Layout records
--*--

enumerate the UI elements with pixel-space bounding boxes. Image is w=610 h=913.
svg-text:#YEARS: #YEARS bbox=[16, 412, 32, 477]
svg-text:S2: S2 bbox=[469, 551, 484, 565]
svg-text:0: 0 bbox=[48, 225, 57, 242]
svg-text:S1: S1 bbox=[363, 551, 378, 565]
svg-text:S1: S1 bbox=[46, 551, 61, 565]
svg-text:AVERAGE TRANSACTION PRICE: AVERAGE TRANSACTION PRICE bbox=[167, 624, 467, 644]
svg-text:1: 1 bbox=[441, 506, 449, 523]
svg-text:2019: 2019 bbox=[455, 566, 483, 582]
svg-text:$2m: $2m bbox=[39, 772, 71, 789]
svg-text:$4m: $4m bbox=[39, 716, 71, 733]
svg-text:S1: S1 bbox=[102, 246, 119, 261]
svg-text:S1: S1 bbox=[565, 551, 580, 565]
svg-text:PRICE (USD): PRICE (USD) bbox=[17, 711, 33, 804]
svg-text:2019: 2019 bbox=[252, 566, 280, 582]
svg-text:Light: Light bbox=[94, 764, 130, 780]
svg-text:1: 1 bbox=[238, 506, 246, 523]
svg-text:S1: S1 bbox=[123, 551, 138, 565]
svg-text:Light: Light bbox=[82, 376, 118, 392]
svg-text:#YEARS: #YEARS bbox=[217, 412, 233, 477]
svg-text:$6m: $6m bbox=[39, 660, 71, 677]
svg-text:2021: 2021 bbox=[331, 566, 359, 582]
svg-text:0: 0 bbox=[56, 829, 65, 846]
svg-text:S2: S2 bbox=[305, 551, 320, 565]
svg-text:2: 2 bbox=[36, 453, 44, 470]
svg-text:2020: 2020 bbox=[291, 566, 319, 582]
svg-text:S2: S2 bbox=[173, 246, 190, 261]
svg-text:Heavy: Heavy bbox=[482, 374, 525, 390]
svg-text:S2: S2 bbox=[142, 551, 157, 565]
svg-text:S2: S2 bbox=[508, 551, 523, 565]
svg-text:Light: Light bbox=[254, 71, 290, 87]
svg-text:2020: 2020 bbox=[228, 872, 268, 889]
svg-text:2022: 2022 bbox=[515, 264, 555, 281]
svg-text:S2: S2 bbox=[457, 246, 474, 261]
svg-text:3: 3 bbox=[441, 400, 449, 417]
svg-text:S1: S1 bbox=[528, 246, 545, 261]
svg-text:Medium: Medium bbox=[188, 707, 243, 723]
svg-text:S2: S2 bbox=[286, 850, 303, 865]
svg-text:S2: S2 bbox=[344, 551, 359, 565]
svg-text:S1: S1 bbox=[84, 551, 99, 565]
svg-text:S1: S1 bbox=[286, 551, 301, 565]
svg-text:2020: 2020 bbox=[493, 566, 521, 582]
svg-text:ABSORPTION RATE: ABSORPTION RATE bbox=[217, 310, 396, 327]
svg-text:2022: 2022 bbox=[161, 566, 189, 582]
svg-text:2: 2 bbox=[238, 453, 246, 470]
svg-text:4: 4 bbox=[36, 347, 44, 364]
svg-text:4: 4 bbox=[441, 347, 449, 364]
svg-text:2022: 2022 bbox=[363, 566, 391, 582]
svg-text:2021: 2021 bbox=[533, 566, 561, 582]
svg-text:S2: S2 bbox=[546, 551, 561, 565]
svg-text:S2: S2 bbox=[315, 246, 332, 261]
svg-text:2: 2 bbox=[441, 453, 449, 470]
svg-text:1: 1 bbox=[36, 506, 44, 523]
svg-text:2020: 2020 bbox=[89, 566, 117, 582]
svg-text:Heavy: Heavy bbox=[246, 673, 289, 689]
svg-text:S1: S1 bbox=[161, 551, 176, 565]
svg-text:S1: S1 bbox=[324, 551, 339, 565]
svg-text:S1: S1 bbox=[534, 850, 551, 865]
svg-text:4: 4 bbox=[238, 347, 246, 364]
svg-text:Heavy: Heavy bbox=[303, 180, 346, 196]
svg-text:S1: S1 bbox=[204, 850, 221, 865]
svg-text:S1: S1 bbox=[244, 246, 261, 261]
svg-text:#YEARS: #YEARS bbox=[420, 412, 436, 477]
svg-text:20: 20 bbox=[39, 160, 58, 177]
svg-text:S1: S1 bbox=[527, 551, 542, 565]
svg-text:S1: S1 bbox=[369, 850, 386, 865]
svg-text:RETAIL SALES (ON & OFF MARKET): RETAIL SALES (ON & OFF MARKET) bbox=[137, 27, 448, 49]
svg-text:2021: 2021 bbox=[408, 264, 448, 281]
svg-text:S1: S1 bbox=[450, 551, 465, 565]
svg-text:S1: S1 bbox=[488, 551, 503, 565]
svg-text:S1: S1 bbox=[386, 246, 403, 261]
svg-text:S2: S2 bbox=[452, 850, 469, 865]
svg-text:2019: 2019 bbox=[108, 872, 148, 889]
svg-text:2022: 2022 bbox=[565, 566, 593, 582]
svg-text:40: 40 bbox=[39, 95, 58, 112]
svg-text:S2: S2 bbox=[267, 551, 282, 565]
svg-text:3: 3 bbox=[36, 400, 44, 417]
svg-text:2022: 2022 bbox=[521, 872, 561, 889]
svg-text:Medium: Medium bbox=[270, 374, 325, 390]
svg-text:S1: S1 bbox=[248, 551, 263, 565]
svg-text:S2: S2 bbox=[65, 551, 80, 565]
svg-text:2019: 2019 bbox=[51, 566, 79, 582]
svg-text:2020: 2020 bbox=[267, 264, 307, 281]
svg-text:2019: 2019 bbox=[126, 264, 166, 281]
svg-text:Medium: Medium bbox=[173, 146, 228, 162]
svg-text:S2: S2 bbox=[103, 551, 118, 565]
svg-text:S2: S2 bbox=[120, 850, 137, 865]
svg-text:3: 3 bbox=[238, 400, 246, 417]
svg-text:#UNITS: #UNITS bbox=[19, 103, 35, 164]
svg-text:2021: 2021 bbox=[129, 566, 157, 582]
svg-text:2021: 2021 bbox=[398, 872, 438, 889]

--*--

Retype all of the material above line for line, with no changes.

enumerate the UI elements with pixel-space bounding boxes. Image is w=610 h=913.
svg-text:#YEARS: #YEARS bbox=[16, 412, 32, 477]
svg-text:S2: S2 bbox=[469, 551, 484, 565]
svg-text:0: 0 bbox=[48, 225, 57, 242]
svg-text:S1: S1 bbox=[363, 551, 378, 565]
svg-text:S1: S1 bbox=[46, 551, 61, 565]
svg-text:AVERAGE TRANSACTION PRICE: AVERAGE TRANSACTION PRICE bbox=[167, 624, 467, 644]
svg-text:1: 1 bbox=[441, 506, 449, 523]
svg-text:2019: 2019 bbox=[455, 566, 483, 582]
svg-text:$2m: $2m bbox=[39, 772, 71, 789]
svg-text:$4m: $4m bbox=[39, 716, 71, 733]
svg-text:S1: S1 bbox=[102, 246, 119, 261]
svg-text:S1: S1 bbox=[565, 551, 580, 565]
svg-text:PRICE (USD): PRICE (USD) bbox=[17, 711, 33, 804]
svg-text:2019: 2019 bbox=[252, 566, 280, 582]
svg-text:Light: Light bbox=[94, 764, 130, 780]
svg-text:1: 1 bbox=[238, 506, 246, 523]
svg-text:S1: S1 bbox=[123, 551, 138, 565]
svg-text:Light: Light bbox=[82, 376, 118, 392]
svg-text:#YEARS: #YEARS bbox=[217, 412, 233, 477]
svg-text:$6m: $6m bbox=[39, 660, 71, 677]
svg-text:2021: 2021 bbox=[331, 566, 359, 582]
svg-text:0: 0 bbox=[56, 829, 65, 846]
svg-text:S2: S2 bbox=[305, 551, 320, 565]
svg-text:2: 2 bbox=[36, 453, 44, 470]
svg-text:2020: 2020 bbox=[291, 566, 319, 582]
svg-text:S2: S2 bbox=[173, 246, 190, 261]
svg-text:Heavy: Heavy bbox=[482, 374, 525, 390]
svg-text:S2: S2 bbox=[142, 551, 157, 565]
svg-text:S2: S2 bbox=[508, 551, 523, 565]
svg-text:Light: Light bbox=[254, 71, 290, 87]
svg-text:2020: 2020 bbox=[228, 872, 268, 889]
svg-text:2022: 2022 bbox=[515, 264, 555, 281]
svg-text:S2: S2 bbox=[457, 246, 474, 261]
svg-text:3: 3 bbox=[441, 400, 449, 417]
svg-text:S1: S1 bbox=[528, 246, 545, 261]
svg-text:Medium: Medium bbox=[188, 707, 243, 723]
svg-text:S2: S2 bbox=[286, 850, 303, 865]
svg-text:S2: S2 bbox=[344, 551, 359, 565]
svg-text:S1: S1 bbox=[84, 551, 99, 565]
svg-text:S1: S1 bbox=[286, 551, 301, 565]
svg-text:2020: 2020 bbox=[493, 566, 521, 582]
svg-text:ABSORPTION RATE: ABSORPTION RATE bbox=[217, 310, 396, 327]
svg-text:2022: 2022 bbox=[161, 566, 189, 582]
svg-text:2: 2 bbox=[238, 453, 246, 470]
svg-text:4: 4 bbox=[36, 347, 44, 364]
svg-text:4: 4 bbox=[441, 347, 449, 364]
svg-text:2022: 2022 bbox=[363, 566, 391, 582]
svg-text:2021: 2021 bbox=[533, 566, 561, 582]
svg-text:S2: S2 bbox=[546, 551, 561, 565]
svg-text:S2: S2 bbox=[315, 246, 332, 261]
svg-text:2: 2 bbox=[441, 453, 449, 470]
svg-text:1: 1 bbox=[36, 506, 44, 523]
svg-text:2020: 2020 bbox=[89, 566, 117, 582]
svg-text:Heavy: Heavy bbox=[246, 673, 289, 689]
svg-text:S1: S1 bbox=[161, 551, 176, 565]
svg-text:S1: S1 bbox=[324, 551, 339, 565]
svg-text:S1: S1 bbox=[534, 850, 551, 865]
svg-text:4: 4 bbox=[238, 347, 246, 364]
svg-text:Heavy: Heavy bbox=[303, 180, 346, 196]
svg-text:S1: S1 bbox=[204, 850, 221, 865]
svg-text:S1: S1 bbox=[244, 246, 261, 261]
svg-text:#YEARS: #YEARS bbox=[420, 412, 436, 477]
svg-text:20: 20 bbox=[39, 160, 58, 177]
svg-text:S1: S1 bbox=[527, 551, 542, 565]
svg-text:S1: S1 bbox=[369, 850, 386, 865]
svg-text:RETAIL SALES (ON & OFF MARKET): RETAIL SALES (ON & OFF MARKET) bbox=[137, 27, 448, 49]
svg-text:2021: 2021 bbox=[408, 264, 448, 281]
svg-text:S1: S1 bbox=[450, 551, 465, 565]
svg-text:S1: S1 bbox=[488, 551, 503, 565]
svg-text:S1: S1 bbox=[386, 246, 403, 261]
svg-text:S2: S2 bbox=[452, 850, 469, 865]
svg-text:2019: 2019 bbox=[108, 872, 148, 889]
svg-text:2022: 2022 bbox=[565, 566, 593, 582]
svg-text:40: 40 bbox=[39, 95, 58, 112]
svg-text:S2: S2 bbox=[267, 551, 282, 565]
svg-text:3: 3 bbox=[36, 400, 44, 417]
svg-text:2022: 2022 bbox=[521, 872, 561, 889]
svg-text:Medium: Medium bbox=[270, 374, 325, 390]
svg-text:S1: S1 bbox=[248, 551, 263, 565]
svg-text:S2: S2 bbox=[65, 551, 80, 565]
svg-text:2019: 2019 bbox=[51, 566, 79, 582]
svg-text:2020: 2020 bbox=[267, 264, 307, 281]
svg-text:2019: 2019 bbox=[126, 264, 166, 281]
svg-text:Medium: Medium bbox=[173, 146, 228, 162]
svg-text:S2: S2 bbox=[103, 551, 118, 565]
svg-text:S2: S2 bbox=[120, 850, 137, 865]
svg-text:3: 3 bbox=[238, 400, 246, 417]
svg-text:#UNITS: #UNITS bbox=[19, 103, 35, 164]
svg-text:2021: 2021 bbox=[129, 566, 157, 582]
svg-text:2021: 2021 bbox=[398, 872, 438, 889]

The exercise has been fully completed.